§ **INSTRUCTIONS FOR THE TASK**: Write the next part of the thread about the "checklines.txt" file and the "full_dir.py" script, picking up right after its last comment.

§ **TEXT SECTION**:
==================================================
Open wen1234defeng opened 4 months ago

wen1234defeng commented 4 months ago

What file is this "checklines.txt"? How did you get it?

gautammalik-git commented 4 months ago

Hey! I appreciate you investigating the matter. Essentially, it's a text document containing all compound names along with their binding affinities. It ought to be named 'Energy.txt' since the 'binding_energy.py' script saves the energies in that file. Thanks for catching the error. I've made the necessary updates to the 'full_dir.py' file.

wen1234defeng commented 4 months ago

嘿!感谢您调查此事。本质上,它是一个包含所有化合物名称及其绑定亲和力的文本文档。它应该命名为“Energy.txt”,因为“binding_energy.py”脚本将能量保存在该文件中。感谢您发现错误。我已经对“full_dir.py”文件进行了必要的更新。

After I changed it to Energy.txt, the extracted "full_dir" directory was empty.

gautammalik-git commented 4 months ago

The purpose of the _fulldir.py script is to duplicate the dlg files of the ligands into a new directory. This allows you to extract coordinates from these files to obtain a protein-ligand complex. In the _fulldir.py file, there's a variable named 'dir', initially set as 'dir = lines[6:13]'. It should be adjusted to 'dir = lines[:13]'. Alternatively, you can directly download the updated file from the repository.
==================================================
§ **Data from structured page parsing**:
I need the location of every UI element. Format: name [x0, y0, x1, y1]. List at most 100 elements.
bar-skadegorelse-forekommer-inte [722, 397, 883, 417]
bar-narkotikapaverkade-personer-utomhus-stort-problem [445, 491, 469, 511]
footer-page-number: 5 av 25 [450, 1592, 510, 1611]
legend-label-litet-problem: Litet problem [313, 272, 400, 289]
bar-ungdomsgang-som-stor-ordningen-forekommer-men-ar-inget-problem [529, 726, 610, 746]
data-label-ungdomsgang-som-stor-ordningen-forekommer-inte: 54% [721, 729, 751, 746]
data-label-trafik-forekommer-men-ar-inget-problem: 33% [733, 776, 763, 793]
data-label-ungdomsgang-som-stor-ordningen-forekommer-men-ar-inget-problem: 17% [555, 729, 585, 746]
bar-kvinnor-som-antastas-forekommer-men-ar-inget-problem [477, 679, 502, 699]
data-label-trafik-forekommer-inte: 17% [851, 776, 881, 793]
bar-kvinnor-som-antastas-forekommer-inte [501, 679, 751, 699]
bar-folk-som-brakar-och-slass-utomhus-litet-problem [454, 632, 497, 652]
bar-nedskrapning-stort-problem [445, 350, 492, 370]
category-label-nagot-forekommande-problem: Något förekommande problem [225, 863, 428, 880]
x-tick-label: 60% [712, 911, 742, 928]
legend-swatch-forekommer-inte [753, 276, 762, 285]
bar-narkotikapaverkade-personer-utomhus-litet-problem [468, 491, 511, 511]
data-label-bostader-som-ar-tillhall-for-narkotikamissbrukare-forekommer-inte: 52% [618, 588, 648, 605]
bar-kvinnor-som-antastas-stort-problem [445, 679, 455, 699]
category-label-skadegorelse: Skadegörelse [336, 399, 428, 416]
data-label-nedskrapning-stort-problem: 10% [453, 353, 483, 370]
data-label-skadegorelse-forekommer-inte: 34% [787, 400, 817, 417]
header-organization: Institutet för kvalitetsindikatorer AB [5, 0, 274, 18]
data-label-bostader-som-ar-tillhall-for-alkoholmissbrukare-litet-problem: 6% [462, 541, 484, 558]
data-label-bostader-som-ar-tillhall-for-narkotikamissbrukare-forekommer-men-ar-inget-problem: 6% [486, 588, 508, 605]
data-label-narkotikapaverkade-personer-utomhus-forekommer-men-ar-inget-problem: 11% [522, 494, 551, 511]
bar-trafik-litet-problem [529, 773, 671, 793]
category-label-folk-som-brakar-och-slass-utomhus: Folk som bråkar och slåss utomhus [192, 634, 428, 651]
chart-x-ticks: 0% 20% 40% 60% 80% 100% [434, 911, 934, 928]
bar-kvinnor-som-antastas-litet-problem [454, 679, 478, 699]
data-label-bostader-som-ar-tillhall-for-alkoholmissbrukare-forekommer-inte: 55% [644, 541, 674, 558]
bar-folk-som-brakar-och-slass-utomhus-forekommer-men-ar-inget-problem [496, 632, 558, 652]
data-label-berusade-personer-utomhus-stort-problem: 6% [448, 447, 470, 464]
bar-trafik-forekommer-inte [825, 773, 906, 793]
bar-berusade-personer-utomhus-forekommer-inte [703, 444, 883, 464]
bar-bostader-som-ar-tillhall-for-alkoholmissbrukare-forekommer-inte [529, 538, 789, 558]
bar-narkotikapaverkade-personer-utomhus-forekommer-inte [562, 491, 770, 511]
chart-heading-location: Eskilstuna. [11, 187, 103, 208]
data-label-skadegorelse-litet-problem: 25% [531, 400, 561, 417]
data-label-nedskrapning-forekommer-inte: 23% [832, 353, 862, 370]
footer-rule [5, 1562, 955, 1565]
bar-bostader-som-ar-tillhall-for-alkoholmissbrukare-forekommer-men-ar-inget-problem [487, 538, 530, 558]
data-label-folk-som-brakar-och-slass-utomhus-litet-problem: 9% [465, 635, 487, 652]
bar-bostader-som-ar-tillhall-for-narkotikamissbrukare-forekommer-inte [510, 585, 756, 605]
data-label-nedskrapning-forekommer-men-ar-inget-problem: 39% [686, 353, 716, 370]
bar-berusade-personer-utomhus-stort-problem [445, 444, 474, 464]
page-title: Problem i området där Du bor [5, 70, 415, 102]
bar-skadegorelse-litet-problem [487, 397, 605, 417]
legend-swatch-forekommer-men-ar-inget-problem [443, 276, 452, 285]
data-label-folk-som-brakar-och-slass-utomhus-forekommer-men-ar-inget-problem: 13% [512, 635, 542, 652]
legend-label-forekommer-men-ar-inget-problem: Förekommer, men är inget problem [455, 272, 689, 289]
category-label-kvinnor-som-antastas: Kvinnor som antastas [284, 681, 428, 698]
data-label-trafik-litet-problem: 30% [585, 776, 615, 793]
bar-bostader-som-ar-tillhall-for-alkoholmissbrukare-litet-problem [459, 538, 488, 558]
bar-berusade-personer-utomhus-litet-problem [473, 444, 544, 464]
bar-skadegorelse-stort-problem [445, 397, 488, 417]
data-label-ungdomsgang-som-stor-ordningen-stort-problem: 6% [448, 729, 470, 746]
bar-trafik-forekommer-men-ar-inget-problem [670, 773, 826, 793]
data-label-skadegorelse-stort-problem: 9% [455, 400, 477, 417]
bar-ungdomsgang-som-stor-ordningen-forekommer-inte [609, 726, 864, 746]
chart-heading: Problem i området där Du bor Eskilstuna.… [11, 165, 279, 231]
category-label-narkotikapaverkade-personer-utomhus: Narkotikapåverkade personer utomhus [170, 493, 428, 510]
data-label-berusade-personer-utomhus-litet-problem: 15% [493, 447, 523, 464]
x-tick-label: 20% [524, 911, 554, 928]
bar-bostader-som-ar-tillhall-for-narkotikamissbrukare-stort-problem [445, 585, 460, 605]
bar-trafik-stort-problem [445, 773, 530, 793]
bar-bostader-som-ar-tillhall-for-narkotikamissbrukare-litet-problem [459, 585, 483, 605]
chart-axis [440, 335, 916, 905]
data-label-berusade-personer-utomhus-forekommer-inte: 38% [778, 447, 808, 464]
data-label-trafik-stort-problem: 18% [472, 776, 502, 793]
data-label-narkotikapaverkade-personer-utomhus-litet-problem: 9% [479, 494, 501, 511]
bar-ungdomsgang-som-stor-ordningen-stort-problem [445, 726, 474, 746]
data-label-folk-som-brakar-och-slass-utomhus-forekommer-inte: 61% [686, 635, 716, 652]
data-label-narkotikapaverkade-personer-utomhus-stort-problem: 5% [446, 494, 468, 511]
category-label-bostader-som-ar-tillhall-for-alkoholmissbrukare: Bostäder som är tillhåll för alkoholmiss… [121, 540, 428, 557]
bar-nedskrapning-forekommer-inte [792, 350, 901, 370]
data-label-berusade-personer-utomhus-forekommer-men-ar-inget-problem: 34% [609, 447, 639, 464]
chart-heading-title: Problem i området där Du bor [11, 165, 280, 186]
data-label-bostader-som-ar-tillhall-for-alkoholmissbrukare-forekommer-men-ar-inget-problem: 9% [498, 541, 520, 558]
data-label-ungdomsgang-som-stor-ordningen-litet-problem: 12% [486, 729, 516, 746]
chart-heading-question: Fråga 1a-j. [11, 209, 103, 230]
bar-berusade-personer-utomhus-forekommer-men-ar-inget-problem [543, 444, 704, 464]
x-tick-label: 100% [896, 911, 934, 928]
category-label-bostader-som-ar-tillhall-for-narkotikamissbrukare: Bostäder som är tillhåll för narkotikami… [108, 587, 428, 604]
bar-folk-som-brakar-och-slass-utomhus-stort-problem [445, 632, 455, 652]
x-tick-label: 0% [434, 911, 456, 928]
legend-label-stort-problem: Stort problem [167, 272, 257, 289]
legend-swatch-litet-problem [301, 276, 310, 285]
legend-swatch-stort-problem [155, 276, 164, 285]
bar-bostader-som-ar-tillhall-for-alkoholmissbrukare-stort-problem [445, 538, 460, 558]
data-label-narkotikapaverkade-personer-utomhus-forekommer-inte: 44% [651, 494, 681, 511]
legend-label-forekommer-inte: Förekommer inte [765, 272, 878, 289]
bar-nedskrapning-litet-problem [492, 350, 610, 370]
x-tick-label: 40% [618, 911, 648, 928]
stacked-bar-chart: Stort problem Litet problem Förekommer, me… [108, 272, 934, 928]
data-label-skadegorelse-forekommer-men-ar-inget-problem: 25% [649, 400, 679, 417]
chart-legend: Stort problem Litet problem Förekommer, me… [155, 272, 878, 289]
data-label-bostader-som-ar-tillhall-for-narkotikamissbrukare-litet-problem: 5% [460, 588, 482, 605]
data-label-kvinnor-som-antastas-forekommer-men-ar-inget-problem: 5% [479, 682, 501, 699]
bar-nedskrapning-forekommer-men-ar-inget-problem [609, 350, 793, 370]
==================================================
§ **REPLY TO THE TASK**:
wen1234defeng commented 4 months ago

The purpose of the _fulldir.py script is to duplicate the dlg files of the ligands into a new directory. This allows you to extract coordinates from these files to obtain a protein-ligand complex. In the _fulldir.py file, there's a variable named 'dir', initially set as 'dir = lines[6:13]'. It should be adjusted to 'dir = lines[:13]'. Alternatively, you can directly download the updated file from the repository.

OK! Thank you very much. I have a question for you. When I was sorting out the ad_gpu docking results, I found that the small molecule was protonated, resulting in an abnormally low affinity (-30kcal/mol). This result bothers me very much, and I don’t know whether to keep it. SMILES C=C(CNC(=O)[C@@H]1CCCC[NH2+]1)OC@Hcc1)[C@@H] (CF)NC(=O)C(Cl)Cl

gautammalik-git commented 4 months ago

You can check the protonation state using different software, just set the pH to 7.4. If the protonation makes sense biologically, then keep the molecule. Also, try docking with the uncharged version to see if the charge is affecting the result.